> **Description of the task**
Report, as a single number, how many lines of the records contain the word "Khánh".

▼

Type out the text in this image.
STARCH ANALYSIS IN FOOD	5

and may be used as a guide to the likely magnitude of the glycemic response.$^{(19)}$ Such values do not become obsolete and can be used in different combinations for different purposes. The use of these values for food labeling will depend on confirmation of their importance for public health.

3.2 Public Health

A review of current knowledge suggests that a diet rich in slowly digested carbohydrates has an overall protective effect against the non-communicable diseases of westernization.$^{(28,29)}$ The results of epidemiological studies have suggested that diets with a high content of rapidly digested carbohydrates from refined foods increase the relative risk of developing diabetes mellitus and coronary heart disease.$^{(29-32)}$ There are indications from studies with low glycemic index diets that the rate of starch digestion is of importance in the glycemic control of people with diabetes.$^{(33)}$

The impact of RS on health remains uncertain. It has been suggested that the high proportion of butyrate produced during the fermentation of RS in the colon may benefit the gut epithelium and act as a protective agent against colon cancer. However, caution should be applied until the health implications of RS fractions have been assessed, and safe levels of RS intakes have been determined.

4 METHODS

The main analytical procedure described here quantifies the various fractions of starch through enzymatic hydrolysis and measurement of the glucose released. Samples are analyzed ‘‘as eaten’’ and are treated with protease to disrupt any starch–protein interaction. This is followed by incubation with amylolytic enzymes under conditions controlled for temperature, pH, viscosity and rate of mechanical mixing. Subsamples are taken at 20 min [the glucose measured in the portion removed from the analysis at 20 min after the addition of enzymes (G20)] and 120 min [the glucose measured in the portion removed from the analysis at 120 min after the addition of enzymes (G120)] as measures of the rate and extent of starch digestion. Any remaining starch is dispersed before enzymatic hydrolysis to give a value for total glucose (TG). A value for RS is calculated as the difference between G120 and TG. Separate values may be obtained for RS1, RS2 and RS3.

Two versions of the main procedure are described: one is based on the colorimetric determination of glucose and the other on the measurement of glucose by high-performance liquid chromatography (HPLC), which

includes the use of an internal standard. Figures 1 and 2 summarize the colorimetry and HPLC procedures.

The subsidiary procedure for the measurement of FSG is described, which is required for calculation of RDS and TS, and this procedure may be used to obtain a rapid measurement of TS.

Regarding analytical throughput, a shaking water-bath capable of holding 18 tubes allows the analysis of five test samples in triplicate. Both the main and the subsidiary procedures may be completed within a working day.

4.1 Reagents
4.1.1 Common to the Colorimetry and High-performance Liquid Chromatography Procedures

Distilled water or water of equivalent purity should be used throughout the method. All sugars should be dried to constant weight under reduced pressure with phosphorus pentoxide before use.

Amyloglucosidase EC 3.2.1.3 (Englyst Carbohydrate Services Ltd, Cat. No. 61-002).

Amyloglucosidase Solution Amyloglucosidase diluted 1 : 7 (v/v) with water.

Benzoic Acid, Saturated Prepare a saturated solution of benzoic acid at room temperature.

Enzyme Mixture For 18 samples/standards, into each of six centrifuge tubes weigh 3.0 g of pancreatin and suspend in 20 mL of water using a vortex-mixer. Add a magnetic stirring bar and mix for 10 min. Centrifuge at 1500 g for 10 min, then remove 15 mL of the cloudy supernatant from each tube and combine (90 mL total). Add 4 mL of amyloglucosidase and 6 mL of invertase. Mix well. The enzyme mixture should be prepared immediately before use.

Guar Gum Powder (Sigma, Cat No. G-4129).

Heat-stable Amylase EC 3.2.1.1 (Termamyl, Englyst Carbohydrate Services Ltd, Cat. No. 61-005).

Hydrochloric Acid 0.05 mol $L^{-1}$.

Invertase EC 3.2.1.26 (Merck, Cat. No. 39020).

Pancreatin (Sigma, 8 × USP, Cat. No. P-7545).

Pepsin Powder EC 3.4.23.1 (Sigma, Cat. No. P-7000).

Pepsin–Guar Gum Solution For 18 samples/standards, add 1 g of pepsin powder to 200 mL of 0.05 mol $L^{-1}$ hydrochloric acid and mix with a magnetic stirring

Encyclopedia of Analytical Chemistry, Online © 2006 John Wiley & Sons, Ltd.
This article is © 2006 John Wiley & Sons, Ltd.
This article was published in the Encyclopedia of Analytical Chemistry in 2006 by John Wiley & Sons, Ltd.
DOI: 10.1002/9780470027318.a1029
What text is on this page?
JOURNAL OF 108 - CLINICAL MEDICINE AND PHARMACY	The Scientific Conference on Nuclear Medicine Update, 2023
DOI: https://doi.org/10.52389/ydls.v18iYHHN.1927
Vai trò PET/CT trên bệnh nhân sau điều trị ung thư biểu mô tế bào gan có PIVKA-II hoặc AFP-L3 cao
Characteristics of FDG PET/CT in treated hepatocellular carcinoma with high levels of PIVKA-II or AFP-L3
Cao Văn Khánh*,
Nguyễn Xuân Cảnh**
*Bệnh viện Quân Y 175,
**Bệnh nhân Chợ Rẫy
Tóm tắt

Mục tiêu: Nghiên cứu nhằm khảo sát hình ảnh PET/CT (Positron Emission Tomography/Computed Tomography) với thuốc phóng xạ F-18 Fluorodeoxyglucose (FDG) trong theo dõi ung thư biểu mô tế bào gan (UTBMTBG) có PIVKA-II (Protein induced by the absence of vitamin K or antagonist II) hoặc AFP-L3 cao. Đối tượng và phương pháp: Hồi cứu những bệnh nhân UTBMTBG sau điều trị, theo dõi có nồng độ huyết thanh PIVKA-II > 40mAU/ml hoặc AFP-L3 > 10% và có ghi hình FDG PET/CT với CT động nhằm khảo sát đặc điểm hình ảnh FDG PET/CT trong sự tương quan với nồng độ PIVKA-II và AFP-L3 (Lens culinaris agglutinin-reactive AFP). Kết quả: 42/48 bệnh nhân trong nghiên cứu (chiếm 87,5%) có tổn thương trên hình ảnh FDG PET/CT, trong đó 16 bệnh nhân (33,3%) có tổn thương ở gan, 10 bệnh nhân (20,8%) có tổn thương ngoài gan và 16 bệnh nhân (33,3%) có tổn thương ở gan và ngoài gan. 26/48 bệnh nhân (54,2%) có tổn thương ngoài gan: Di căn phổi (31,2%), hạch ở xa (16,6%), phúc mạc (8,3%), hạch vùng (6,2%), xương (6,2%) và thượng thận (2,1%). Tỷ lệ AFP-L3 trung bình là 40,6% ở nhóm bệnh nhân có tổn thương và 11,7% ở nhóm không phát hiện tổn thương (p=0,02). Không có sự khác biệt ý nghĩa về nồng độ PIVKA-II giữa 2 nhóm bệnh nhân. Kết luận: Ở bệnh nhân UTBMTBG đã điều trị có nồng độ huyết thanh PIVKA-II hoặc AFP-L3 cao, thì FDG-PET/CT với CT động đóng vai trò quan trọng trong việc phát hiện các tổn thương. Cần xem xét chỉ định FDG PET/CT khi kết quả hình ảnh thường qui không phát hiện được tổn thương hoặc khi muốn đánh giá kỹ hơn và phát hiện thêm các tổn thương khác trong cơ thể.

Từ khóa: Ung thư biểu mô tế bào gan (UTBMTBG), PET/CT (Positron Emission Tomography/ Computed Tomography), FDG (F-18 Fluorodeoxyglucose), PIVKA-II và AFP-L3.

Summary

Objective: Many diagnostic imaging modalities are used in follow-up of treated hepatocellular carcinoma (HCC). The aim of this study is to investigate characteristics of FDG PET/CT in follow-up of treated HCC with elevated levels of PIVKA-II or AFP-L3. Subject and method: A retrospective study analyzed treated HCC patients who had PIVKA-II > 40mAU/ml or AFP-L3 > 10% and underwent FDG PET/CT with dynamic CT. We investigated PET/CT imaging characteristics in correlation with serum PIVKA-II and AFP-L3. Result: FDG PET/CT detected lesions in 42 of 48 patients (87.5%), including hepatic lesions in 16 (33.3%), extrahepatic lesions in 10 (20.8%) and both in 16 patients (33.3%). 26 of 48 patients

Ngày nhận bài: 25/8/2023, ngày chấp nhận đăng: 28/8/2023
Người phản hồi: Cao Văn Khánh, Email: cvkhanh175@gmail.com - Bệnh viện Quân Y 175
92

▲

> **Written answer**
2